■ Exercise materials:
++++++++++
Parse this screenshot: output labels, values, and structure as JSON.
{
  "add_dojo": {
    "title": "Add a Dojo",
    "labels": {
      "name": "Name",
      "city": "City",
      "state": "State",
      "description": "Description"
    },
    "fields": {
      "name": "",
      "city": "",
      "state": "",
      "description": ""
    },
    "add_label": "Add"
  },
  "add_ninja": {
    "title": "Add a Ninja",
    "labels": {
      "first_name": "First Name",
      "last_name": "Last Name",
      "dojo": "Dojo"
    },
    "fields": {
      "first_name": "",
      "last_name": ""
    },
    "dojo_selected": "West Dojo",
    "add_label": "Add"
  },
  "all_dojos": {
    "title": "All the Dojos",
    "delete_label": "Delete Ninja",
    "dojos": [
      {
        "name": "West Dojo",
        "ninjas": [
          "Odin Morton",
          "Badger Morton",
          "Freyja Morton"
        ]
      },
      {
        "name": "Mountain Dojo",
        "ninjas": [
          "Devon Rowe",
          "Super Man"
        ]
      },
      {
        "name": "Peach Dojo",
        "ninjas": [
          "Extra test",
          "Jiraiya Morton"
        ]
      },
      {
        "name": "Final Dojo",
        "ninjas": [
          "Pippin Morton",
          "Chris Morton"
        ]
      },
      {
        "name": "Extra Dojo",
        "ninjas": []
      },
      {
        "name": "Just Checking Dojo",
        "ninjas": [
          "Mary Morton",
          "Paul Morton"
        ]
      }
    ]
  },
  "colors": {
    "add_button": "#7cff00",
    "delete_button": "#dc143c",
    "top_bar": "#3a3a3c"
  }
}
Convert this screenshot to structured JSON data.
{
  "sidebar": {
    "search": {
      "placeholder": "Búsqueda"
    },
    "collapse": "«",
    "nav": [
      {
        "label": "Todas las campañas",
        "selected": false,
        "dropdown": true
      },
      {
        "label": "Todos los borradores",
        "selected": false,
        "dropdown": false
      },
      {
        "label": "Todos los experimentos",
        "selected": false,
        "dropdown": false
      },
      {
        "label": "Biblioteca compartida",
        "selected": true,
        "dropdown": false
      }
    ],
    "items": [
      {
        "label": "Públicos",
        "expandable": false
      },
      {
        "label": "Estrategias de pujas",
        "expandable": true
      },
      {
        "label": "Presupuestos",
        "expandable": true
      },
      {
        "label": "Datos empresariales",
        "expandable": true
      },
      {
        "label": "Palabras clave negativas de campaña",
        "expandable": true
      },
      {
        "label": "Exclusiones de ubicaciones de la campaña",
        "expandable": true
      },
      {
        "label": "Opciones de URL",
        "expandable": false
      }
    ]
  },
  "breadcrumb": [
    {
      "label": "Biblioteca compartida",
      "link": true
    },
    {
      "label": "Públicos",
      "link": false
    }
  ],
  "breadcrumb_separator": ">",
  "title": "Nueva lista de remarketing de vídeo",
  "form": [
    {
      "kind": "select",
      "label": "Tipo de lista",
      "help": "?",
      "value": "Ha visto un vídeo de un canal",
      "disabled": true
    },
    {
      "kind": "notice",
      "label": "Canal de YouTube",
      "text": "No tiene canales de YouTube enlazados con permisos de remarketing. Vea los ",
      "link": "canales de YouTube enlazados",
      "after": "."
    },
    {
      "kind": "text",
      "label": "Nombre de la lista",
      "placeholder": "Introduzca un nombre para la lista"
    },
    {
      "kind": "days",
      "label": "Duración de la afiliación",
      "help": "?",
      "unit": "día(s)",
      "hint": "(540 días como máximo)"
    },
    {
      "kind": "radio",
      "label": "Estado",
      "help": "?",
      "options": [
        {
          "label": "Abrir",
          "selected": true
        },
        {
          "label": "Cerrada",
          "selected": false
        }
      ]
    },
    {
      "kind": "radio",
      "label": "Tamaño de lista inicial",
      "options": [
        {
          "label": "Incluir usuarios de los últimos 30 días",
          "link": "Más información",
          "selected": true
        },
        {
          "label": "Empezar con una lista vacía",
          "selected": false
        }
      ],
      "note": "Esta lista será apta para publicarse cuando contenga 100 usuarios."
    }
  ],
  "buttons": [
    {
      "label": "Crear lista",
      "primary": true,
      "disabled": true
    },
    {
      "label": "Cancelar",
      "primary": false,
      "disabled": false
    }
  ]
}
++++++++++
■ Written request: List all lines above in which the string "remarketing" appears.

■ Exercise response:
  "title": "Nueva lista de remarketing de vídeo",
      "text": "No tiene canales de YouTube enlazados con permisos de remarketing. Vea los ",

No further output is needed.